*Job:* Output each entry that follows exactly. Images stay out.

Data items:
================================

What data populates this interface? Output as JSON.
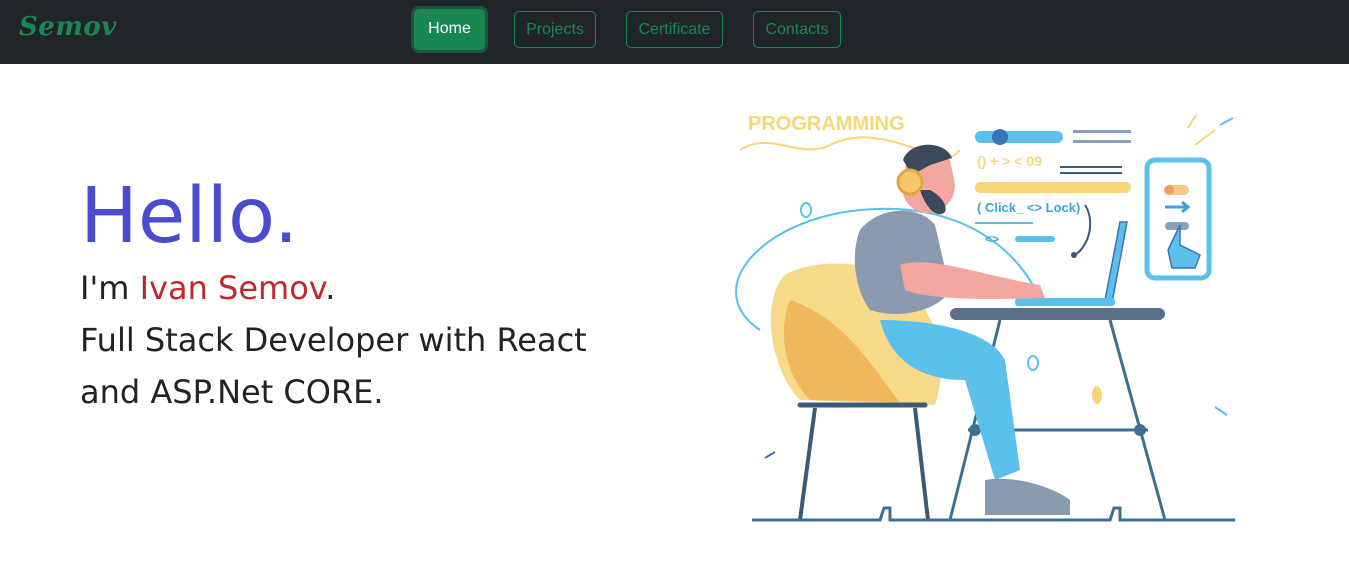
{
  "brand": {
    "name": "Semov"
  },
  "nav": {
    "home": "Home",
    "projects": "Projects",
    "certificate": "Certificate",
    "contacts": "Contacts"
  },
  "hero": {
    "greeting": "Hello.",
    "intro_prefix": "I'm ",
    "name": "Ivan Semov",
    "intro_suffix": ".",
    "role_line1": "Full Stack Developer with React",
    "role_line2": "and ASP.Net CORE."
  },
  "illustration": {
    "title": "PROGRAMMING",
    "code_line1": "() + > < 09",
    "code_line2": "( Click_ <> Lock)",
    "code_line3": "<>"
  },
  "colors": {
    "navbar_bg": "#212529",
    "accent_green": "#198754",
    "hello": "#4b4bd0",
    "name_highlight": "#c0282e"
  }
}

================================

*Reply:*
What data populates this interface? Output as JSON.
{
  "brand": {
    "name": "Semov"
  },
  "nav": {
    "home": "Home",
    "projects": "Projects",
    "certificate": "Certificate",
    "contacts": "Contacts"
  },
  "hero": {
    "greeting": "Hello.",
    "intro_prefix": "I'm ",
    "name": "Ivan Semov",
    "intro_suffix": ".",
    "role_line1": "Full Stack Developer with React",
    "role_line2": "and ASP.Net CORE."
  },
  "illustration": {
    "title": "PROGRAMMING",
    "code_line1": "() + > < 09",
    "code_line2": "( Click_ <> Lock)",
    "code_line3": "<>"
  },
  "colors": {
    "navbar_bg": "#212529",
    "accent_green": "#198754",
    "hello": "#4b4bd0",
    "name_highlight": "#c0282e"
  }
}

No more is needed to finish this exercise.